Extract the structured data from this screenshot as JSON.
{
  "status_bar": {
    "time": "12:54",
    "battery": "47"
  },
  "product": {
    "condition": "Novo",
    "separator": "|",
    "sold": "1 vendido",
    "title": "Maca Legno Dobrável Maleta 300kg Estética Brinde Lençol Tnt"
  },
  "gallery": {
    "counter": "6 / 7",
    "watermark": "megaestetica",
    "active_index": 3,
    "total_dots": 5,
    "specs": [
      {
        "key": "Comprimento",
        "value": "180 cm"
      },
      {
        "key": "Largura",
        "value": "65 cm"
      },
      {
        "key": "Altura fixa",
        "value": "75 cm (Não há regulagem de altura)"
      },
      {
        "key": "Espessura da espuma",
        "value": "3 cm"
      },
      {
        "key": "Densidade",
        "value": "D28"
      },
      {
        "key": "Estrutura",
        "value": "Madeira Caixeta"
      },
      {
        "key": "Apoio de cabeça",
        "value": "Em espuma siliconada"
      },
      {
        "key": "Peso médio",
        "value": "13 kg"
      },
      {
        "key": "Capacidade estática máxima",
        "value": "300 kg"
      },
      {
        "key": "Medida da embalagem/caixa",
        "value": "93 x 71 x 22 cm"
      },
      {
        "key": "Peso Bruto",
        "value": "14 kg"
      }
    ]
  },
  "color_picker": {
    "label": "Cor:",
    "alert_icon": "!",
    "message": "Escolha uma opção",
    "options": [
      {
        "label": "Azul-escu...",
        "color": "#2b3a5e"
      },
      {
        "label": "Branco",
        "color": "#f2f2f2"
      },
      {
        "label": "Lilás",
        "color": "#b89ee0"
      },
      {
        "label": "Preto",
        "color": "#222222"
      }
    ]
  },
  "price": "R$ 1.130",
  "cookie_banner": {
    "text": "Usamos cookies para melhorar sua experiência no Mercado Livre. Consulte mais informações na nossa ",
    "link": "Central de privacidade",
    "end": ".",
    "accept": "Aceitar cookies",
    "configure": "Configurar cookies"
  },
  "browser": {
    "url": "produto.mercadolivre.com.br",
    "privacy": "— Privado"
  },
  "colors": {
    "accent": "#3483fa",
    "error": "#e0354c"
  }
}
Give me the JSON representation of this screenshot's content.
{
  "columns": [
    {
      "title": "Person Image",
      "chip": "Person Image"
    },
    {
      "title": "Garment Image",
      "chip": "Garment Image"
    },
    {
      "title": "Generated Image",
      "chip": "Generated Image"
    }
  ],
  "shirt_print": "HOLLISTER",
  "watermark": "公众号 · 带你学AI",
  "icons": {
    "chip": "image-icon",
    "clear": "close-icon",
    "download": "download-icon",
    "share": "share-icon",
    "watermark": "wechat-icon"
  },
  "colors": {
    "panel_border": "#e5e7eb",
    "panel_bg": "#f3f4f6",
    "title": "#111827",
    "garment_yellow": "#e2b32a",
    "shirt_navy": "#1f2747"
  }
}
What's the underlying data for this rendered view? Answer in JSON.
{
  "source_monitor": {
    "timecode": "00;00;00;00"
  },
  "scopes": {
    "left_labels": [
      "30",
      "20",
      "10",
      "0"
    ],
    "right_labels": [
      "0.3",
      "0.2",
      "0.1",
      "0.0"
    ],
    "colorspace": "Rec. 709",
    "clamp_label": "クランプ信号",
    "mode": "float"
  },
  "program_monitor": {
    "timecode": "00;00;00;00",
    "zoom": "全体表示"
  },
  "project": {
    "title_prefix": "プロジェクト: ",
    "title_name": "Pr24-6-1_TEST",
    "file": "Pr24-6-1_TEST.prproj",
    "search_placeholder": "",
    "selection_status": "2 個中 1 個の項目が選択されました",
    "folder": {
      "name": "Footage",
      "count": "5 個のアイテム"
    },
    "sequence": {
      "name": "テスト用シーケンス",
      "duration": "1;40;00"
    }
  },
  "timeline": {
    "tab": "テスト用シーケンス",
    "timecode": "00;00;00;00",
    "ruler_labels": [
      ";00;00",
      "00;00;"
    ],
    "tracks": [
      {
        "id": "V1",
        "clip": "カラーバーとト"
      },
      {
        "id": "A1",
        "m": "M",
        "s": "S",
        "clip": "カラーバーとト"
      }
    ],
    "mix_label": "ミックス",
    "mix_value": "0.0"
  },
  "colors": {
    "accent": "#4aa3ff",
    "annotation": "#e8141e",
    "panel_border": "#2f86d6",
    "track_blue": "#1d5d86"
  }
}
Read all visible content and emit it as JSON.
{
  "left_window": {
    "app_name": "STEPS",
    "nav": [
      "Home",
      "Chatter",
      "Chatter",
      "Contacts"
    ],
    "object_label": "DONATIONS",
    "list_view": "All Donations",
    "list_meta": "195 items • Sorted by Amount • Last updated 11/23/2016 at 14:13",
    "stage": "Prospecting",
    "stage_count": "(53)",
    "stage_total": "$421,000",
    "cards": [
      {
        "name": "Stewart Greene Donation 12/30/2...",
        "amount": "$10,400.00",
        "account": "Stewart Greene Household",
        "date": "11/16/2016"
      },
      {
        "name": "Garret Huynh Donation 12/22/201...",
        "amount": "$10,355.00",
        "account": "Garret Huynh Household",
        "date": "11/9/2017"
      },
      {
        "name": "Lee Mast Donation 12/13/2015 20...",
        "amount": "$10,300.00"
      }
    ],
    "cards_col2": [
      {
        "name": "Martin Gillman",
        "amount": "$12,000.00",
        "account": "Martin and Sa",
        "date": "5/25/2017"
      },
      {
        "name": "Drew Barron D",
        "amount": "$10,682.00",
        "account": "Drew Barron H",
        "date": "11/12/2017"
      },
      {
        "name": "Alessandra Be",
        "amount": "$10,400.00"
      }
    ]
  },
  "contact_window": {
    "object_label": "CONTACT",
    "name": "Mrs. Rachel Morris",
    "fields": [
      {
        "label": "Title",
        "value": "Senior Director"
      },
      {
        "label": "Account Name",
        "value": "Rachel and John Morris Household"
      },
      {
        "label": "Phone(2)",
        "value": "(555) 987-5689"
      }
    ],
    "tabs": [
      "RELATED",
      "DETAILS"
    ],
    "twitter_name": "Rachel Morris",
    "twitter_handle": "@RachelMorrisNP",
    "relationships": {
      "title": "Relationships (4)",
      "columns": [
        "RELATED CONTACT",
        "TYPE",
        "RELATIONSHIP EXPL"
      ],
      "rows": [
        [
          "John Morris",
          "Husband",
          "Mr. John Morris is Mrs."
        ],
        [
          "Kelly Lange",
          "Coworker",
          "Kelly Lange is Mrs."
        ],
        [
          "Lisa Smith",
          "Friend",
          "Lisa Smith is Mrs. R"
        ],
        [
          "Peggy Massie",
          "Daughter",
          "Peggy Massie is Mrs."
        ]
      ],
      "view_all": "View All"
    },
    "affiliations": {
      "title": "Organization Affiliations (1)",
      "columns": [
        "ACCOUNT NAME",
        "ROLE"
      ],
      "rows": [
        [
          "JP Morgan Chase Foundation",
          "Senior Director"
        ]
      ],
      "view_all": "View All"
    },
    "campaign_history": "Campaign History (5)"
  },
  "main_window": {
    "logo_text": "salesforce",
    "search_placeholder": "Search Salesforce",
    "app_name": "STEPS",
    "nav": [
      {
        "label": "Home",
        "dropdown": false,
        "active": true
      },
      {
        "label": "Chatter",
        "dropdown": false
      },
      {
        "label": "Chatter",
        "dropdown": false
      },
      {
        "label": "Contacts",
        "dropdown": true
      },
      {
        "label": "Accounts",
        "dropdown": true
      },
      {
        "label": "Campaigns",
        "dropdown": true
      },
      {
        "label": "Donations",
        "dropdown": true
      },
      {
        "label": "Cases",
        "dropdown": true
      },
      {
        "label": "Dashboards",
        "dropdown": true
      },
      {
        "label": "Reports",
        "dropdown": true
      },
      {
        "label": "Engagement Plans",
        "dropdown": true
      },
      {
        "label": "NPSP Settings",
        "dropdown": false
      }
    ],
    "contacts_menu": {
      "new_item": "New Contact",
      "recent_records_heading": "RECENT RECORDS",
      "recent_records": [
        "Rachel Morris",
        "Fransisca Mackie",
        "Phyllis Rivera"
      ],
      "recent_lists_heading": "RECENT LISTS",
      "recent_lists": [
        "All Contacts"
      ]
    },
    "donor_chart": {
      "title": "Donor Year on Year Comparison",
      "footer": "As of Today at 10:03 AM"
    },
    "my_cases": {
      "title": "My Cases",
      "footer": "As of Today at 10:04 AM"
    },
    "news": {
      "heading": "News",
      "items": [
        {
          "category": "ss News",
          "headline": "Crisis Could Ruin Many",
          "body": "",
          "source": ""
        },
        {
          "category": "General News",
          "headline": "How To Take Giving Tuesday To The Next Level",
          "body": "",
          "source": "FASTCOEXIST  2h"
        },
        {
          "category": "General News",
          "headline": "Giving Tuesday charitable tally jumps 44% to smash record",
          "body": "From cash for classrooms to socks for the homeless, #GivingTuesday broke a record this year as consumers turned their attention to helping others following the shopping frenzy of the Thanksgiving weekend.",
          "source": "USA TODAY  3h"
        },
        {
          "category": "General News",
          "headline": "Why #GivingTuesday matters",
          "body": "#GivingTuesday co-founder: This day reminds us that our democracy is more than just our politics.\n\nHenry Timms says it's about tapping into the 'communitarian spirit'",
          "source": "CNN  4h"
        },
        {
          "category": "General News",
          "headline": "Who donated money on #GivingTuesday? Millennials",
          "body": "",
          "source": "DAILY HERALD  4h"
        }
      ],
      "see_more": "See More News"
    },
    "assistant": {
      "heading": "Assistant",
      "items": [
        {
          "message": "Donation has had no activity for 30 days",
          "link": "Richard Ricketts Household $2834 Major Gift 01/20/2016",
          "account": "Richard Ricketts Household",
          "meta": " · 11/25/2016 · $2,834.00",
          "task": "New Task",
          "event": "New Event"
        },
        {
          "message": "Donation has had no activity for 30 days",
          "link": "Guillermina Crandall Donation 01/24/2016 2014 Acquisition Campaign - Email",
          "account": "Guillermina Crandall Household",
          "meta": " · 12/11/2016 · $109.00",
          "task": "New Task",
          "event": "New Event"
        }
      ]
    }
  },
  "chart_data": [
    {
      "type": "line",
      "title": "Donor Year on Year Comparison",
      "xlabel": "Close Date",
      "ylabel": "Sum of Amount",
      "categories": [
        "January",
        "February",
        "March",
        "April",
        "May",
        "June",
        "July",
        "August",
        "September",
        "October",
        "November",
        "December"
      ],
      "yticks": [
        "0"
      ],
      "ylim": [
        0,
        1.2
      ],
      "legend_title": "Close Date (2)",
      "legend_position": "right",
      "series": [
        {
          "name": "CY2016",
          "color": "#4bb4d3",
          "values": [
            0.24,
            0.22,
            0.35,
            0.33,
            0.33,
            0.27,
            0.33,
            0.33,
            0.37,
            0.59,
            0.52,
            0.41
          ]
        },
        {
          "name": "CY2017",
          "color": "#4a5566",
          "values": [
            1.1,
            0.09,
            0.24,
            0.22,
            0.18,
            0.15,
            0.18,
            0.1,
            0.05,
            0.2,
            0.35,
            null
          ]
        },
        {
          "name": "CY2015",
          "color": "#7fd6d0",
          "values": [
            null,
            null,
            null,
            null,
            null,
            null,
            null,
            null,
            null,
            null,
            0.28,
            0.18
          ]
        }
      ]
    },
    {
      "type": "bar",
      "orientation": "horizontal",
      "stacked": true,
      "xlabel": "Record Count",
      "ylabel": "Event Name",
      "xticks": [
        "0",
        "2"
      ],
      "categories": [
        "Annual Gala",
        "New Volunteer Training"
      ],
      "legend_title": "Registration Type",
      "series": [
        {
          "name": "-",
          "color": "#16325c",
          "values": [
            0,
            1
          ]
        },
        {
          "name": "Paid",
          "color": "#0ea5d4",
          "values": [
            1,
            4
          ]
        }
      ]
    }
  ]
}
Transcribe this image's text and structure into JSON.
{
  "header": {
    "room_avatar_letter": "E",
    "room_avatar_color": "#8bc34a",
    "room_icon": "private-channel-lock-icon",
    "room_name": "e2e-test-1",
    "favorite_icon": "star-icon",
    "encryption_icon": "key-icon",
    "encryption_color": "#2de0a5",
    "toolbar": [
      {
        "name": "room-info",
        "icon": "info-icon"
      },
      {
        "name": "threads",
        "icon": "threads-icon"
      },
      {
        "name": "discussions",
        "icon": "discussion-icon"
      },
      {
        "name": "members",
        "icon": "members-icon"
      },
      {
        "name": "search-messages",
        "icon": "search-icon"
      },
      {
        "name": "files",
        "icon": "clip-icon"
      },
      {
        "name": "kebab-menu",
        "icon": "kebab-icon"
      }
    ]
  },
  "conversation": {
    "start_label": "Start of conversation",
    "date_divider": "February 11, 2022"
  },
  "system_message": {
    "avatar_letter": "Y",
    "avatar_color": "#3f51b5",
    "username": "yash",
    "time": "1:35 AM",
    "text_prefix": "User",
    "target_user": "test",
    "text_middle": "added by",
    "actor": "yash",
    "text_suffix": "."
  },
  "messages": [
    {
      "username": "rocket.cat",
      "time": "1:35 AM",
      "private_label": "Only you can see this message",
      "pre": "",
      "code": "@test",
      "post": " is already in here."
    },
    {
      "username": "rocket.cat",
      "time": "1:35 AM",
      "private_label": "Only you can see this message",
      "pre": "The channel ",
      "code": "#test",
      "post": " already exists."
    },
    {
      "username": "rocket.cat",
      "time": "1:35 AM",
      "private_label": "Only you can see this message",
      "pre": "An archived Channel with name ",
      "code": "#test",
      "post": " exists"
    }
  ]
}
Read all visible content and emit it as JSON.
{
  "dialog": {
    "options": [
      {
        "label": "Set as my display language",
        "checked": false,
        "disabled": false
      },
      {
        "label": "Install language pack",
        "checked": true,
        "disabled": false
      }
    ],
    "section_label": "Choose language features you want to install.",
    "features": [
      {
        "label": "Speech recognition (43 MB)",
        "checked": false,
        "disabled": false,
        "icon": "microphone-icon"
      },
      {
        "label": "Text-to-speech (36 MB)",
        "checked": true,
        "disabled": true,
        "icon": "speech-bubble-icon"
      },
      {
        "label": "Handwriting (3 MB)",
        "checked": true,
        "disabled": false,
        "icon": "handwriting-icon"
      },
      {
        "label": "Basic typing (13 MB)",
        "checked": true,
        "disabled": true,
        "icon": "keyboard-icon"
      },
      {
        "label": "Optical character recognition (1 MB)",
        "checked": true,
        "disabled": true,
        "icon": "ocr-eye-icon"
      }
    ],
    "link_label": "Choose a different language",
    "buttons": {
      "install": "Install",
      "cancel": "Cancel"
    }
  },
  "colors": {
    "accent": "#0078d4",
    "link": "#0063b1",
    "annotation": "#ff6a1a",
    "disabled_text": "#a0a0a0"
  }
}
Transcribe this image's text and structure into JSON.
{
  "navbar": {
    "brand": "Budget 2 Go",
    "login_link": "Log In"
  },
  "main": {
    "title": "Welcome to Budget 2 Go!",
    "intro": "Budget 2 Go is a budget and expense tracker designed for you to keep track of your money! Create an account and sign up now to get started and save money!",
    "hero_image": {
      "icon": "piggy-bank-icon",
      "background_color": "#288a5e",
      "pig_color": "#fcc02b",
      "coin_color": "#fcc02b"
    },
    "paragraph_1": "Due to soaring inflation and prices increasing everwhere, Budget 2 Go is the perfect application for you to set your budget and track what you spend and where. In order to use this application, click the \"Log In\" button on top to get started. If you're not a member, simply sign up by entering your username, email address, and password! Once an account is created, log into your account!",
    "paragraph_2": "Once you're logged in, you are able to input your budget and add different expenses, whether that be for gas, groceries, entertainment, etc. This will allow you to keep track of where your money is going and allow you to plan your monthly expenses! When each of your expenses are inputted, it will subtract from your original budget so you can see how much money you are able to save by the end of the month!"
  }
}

**EXERCISE:** Copy every line in the records above that contains the word "Person".

**SOLUTION TO THIS PROBLEM:**
      "title": "Person Image",
      "chip": "Person Image"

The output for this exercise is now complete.